╭─ EXERCISE INPUTS

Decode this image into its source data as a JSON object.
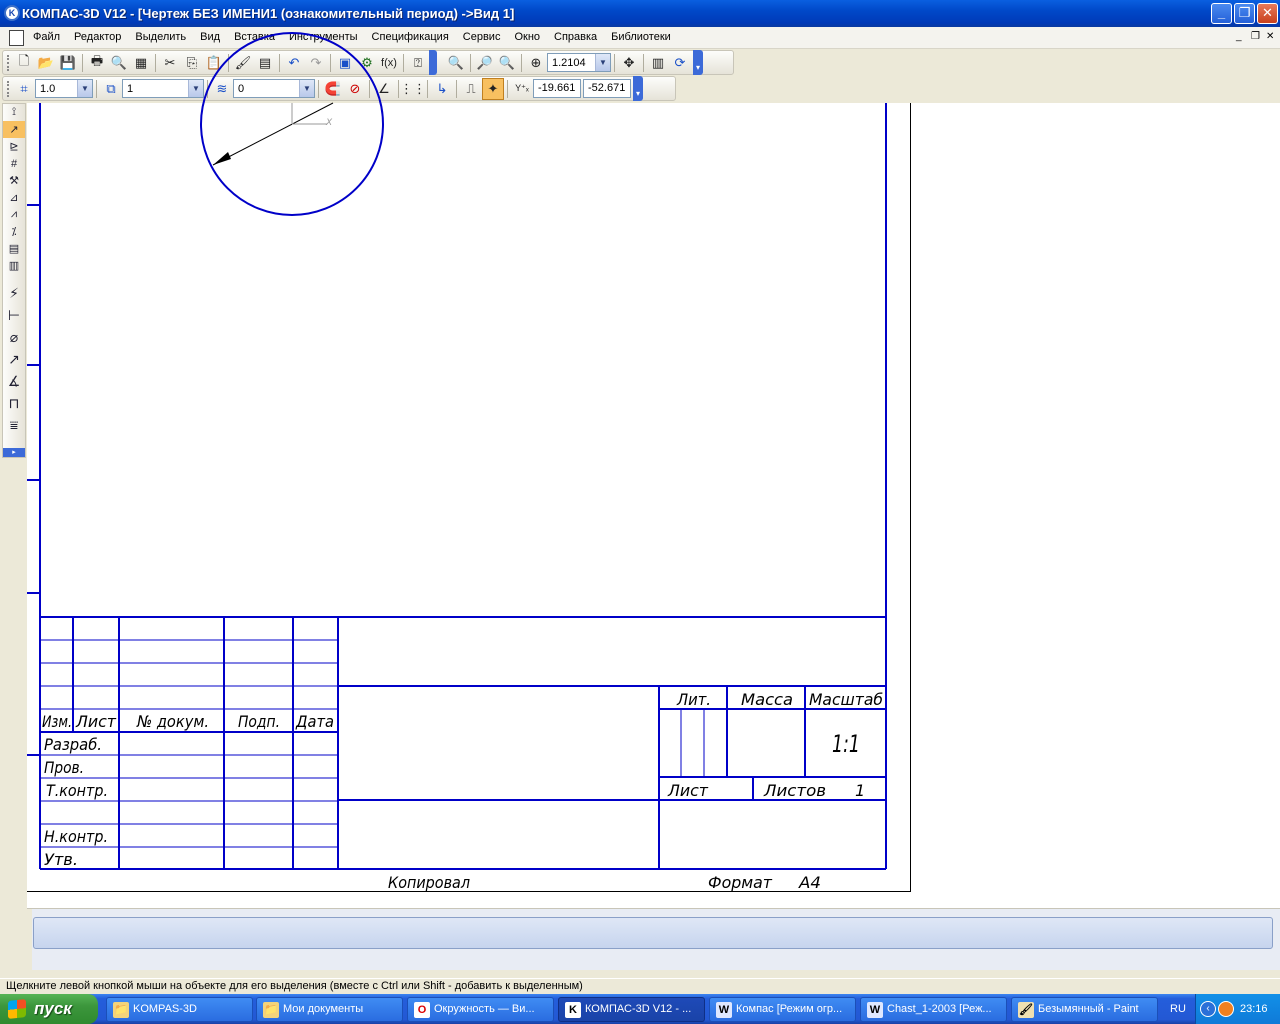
{
  "window": {
    "app_icon": "kompas-logo-icon",
    "title": "КОМПАС-3D V12 - [Чертеж БЕЗ ИМЕНИ1 (ознакомительный период) ->Вид 1]",
    "minimize": "_",
    "maximize": "❐",
    "close": "✕"
  },
  "menu": {
    "items": [
      "Файл",
      "Редактор",
      "Выделить",
      "Вид",
      "Вставка",
      "Инструменты",
      "Спецификация",
      "Сервис",
      "Окно",
      "Справка",
      "Библиотеки"
    ],
    "mdi_min": "_",
    "mdi_restore": "❐",
    "mdi_close": "✕"
  },
  "toolbar_standard": {
    "zoom_value": "1.2104"
  },
  "toolbar_current": {
    "step_value": "1.0",
    "layer_value": "1",
    "style_value": "0",
    "coord_x": "-19.661",
    "coord_y": "-52.671"
  },
  "title_block": {
    "izm": "Изм.",
    "list": "Лист",
    "doc_no": "№ докум.",
    "podp": "Подп.",
    "data": "Дата",
    "razrab": "Разраб.",
    "prov": "Пров.",
    "tkontr": "Т.контр.",
    "nkontr": "Н.контр.",
    "utv": "Утв.",
    "lit": "Лит.",
    "massa": "Масса",
    "masshtab": "Масштаб",
    "scale_value": "1:1",
    "sheet": "Лист",
    "sheets": "Листов",
    "sheets_value": "1",
    "copied": "Копировал",
    "format": "Формат",
    "format_value": "A4",
    "axis_x": "X"
  },
  "status": {
    "hint": "Щелкните левой кнопкой мыши на объекте для его выделения (вместе с Ctrl или Shift - добавить к выделенным)"
  },
  "taskbar": {
    "start": "пуск",
    "tasks": [
      {
        "label": "KOMPAS-3D",
        "icon": "folder-icon"
      },
      {
        "label": "Мои документы",
        "icon": "folder-icon"
      },
      {
        "label": "Окружность — Ви...",
        "icon": "opera-icon"
      },
      {
        "label": "КОМПАС-3D V12 - ...",
        "icon": "kompas-icon"
      },
      {
        "label": "Компас [Режим огр...",
        "icon": "word-icon"
      },
      {
        "label": "Chast_1-2003 [Реж...",
        "icon": "word-icon"
      },
      {
        "label": "Безымянный - Paint",
        "icon": "paint-icon"
      }
    ],
    "lang": "RU",
    "clock": "23:16"
  },
  "colors": {
    "drawing_line": "#0000c8",
    "titlebar": "#0054e3",
    "taskbar": "#245edb",
    "start": "#3c963c"
  }
}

╰─

• THE EXERCISE: Extract all the data above exactly, excluding every picture.

• RIGHT ANSWER:
Decode this image into its source data as a JSON object.
{
  "window": {
    "app_icon": "kompas-logo-icon",
    "title": "КОМПАС-3D V12 - [Чертеж БЕЗ ИМЕНИ1 (ознакомительный период) ->Вид 1]",
    "minimize": "_",
    "maximize": "❐",
    "close": "✕"
  },
  "menu": {
    "items": [
      "Файл",
      "Редактор",
      "Выделить",
      "Вид",
      "Вставка",
      "Инструменты",
      "Спецификация",
      "Сервис",
      "Окно",
      "Справка",
      "Библиотеки"
    ],
    "mdi_min": "_",
    "mdi_restore": "❐",
    "mdi_close": "✕"
  },
  "toolbar_standard": {
    "zoom_value": "1.2104"
  },
  "toolbar_current": {
    "step_value": "1.0",
    "layer_value": "1",
    "style_value": "0",
    "coord_x": "-19.661",
    "coord_y": "-52.671"
  },
  "title_block": {
    "izm": "Изм.",
    "list": "Лист",
    "doc_no": "№ докум.",
    "podp": "Подп.",
    "data": "Дата",
    "razrab": "Разраб.",
    "prov": "Пров.",
    "tkontr": "Т.контр.",
    "nkontr": "Н.контр.",
    "utv": "Утв.",
    "lit": "Лит.",
    "massa": "Масса",
    "masshtab": "Масштаб",
    "scale_value": "1:1",
    "sheet": "Лист",
    "sheets": "Листов",
    "sheets_value": "1",
    "copied": "Копировал",
    "format": "Формат",
    "format_value": "A4",
    "axis_x": "X"
  },
  "status": {
    "hint": "Щелкните левой кнопкой мыши на объекте для его выделения (вместе с Ctrl или Shift - добавить к выделенным)"
  },
  "taskbar": {
    "start": "пуск",
    "tasks": [
      {
        "label": "KOMPAS-3D",
        "icon": "folder-icon"
      },
      {
        "label": "Мои документы",
        "icon": "folder-icon"
      },
      {
        "label": "Окружность — Ви...",
        "icon": "opera-icon"
      },
      {
        "label": "КОМПАС-3D V12 - ...",
        "icon": "kompas-icon"
      },
      {
        "label": "Компас [Режим огр...",
        "icon": "word-icon"
      },
      {
        "label": "Chast_1-2003 [Реж...",
        "icon": "word-icon"
      },
      {
        "label": "Безымянный - Paint",
        "icon": "paint-icon"
      }
    ],
    "lang": "RU",
    "clock": "23:16"
  },
  "colors": {
    "drawing_line": "#0000c8",
    "titlebar": "#0054e3",
    "taskbar": "#245edb",
    "start": "#3c963c"
  }
}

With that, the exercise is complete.